---- Extracted material

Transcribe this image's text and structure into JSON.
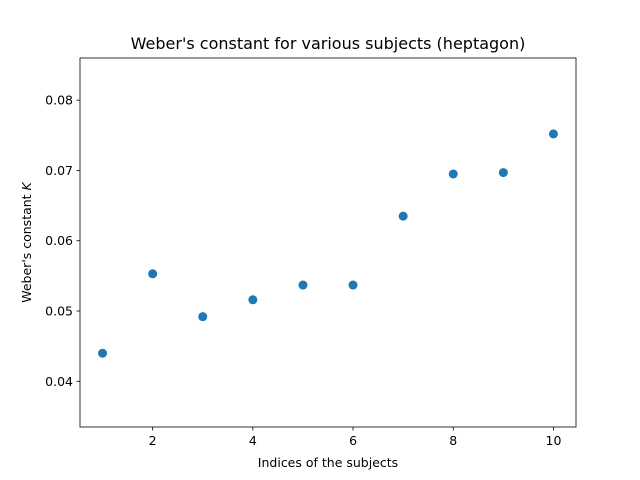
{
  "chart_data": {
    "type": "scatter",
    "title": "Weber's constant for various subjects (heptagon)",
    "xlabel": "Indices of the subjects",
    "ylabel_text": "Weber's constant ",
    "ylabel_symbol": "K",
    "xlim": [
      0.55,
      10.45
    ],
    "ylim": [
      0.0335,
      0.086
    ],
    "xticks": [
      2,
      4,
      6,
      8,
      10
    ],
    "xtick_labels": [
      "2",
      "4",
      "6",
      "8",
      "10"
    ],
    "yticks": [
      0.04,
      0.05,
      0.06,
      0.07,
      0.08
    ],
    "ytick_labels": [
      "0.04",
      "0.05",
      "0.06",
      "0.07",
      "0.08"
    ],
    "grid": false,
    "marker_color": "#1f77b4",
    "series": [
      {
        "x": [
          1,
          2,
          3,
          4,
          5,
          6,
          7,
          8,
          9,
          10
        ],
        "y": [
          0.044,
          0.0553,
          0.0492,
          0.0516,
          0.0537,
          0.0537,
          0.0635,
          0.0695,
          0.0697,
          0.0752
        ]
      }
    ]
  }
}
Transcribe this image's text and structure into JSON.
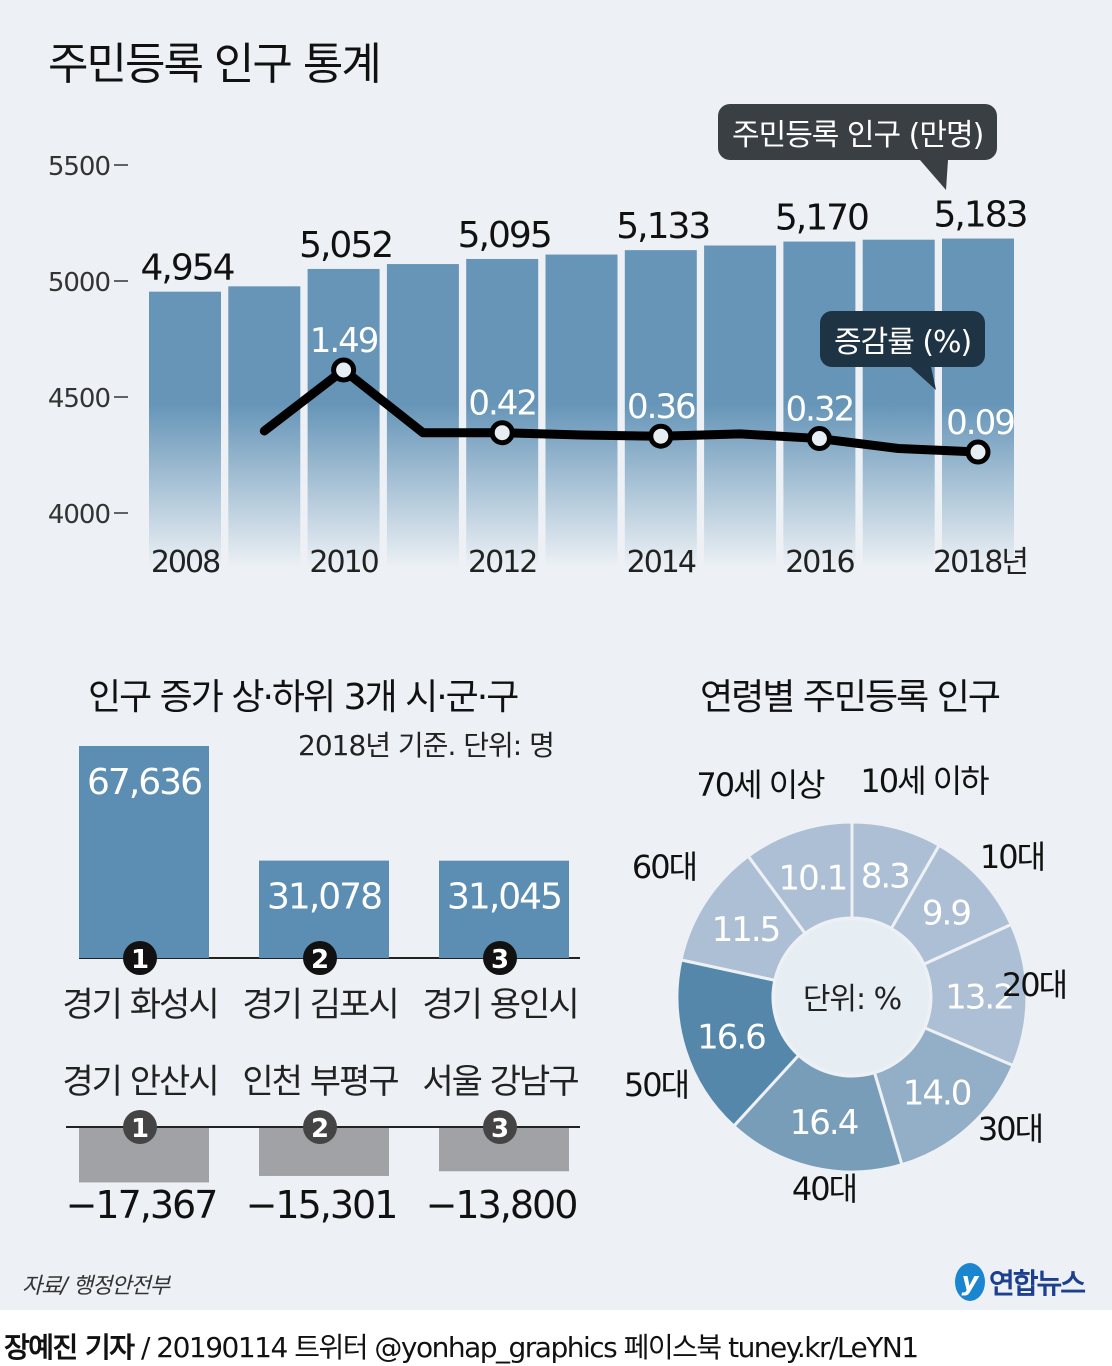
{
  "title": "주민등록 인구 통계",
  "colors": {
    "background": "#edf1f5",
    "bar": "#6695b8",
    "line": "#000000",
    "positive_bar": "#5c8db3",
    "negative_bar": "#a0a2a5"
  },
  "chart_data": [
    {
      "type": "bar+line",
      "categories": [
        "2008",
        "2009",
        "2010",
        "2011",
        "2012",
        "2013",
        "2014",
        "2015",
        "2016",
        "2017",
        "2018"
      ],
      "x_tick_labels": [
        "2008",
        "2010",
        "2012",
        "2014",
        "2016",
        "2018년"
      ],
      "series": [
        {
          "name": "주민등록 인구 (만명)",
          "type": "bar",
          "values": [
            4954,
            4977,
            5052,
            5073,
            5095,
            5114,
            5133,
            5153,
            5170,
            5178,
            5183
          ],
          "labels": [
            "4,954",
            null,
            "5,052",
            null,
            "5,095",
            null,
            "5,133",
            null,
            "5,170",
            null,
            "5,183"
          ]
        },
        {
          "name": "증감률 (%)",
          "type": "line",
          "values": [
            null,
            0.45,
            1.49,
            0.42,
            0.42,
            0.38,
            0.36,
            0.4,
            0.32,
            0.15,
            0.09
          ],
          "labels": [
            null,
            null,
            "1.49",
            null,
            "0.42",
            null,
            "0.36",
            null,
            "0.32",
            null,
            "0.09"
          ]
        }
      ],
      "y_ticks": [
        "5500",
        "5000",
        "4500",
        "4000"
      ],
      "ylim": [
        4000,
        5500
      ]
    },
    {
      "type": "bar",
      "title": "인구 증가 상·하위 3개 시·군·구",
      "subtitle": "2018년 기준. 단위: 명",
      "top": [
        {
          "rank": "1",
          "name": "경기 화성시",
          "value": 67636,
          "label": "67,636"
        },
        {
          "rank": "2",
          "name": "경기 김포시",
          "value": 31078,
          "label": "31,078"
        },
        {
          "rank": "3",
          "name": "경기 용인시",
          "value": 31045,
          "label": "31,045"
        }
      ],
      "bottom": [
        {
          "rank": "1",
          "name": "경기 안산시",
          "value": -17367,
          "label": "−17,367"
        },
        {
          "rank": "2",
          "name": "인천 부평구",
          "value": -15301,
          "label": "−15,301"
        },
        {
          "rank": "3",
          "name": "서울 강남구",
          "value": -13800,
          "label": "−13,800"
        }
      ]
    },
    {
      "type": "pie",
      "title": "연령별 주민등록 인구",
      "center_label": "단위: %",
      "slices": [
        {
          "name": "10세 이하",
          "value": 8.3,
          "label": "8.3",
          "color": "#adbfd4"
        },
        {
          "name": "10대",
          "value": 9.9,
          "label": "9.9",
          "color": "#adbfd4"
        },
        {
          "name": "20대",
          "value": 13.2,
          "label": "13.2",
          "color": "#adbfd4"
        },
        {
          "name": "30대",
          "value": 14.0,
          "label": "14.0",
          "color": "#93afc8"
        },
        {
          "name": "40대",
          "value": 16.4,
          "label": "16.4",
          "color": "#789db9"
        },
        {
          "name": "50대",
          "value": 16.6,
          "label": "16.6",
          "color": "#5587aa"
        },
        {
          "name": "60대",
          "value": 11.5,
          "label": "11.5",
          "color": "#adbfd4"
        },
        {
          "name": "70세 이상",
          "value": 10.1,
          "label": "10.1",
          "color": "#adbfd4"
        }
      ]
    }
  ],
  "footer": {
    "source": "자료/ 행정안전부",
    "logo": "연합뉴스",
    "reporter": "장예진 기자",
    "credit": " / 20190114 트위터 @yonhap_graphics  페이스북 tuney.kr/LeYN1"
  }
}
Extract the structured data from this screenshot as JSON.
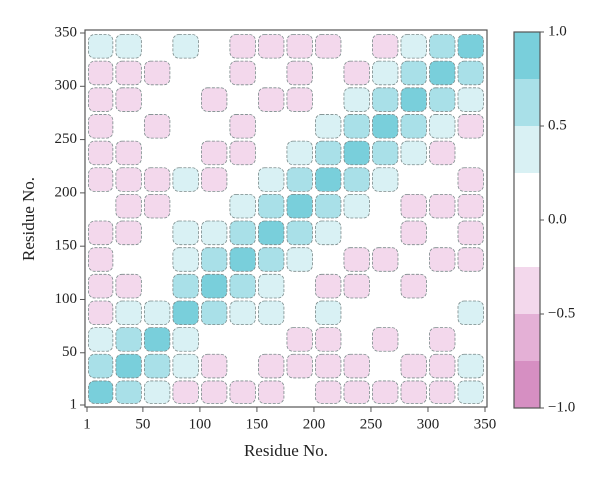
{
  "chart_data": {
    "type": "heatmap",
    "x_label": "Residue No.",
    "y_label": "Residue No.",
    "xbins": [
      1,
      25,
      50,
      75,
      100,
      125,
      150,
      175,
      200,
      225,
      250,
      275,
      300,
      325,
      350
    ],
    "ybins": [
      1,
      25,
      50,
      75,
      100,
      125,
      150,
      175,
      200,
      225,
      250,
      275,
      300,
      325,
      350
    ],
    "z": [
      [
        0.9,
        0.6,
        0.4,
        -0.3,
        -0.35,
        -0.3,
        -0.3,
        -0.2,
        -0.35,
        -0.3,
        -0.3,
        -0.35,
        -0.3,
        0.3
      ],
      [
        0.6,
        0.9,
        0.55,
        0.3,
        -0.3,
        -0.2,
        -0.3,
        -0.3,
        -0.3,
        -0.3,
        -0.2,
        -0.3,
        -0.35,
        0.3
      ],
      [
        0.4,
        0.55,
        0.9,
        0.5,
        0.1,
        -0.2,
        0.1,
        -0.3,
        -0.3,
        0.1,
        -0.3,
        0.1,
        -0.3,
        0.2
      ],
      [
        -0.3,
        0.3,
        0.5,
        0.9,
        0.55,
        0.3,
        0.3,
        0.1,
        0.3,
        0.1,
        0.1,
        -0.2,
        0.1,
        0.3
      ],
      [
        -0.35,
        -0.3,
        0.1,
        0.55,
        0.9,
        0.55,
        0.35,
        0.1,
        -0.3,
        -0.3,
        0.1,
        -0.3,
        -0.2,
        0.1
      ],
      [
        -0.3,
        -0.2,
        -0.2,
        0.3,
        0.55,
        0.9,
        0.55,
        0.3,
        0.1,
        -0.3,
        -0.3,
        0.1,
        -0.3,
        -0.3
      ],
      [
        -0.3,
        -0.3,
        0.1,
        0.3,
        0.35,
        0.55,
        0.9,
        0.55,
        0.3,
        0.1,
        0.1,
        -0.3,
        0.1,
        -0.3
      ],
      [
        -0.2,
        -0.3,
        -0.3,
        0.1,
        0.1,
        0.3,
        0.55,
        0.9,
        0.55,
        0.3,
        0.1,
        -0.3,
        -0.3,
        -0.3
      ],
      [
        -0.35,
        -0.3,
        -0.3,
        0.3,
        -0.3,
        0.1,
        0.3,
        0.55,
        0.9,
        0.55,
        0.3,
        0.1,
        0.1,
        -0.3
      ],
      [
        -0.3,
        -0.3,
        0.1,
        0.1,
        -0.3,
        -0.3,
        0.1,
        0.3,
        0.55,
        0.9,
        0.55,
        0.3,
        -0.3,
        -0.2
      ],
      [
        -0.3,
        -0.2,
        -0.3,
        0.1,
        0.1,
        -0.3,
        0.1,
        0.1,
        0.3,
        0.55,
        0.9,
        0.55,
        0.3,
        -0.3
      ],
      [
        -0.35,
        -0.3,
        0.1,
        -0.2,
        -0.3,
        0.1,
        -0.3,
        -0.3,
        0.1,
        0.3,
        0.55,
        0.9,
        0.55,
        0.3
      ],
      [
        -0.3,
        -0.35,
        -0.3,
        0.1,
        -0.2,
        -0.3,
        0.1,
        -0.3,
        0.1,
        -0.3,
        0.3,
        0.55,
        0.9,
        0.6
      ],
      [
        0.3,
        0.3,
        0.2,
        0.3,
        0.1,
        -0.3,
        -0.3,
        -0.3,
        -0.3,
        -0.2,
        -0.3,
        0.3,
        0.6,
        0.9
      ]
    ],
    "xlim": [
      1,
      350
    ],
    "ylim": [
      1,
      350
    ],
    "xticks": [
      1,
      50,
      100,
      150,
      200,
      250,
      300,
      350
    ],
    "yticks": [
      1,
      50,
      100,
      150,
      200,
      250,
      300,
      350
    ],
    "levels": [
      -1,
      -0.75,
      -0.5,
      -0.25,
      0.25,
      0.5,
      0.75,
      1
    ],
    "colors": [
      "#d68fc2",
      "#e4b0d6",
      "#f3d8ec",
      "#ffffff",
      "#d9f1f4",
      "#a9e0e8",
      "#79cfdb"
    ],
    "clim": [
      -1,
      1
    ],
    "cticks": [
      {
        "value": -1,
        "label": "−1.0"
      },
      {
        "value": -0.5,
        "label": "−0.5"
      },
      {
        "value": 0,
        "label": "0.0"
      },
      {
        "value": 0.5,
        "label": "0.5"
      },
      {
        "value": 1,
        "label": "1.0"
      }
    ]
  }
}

--------

* **Stated exercise**
In the listing, find each line with the string "주민등록" and copy it.

* **Correct result**
  "title": "주민등록 인구 통계",
          "name": "주민등록 인구 (만명)",
      "title": "연령별 주민등록 인구",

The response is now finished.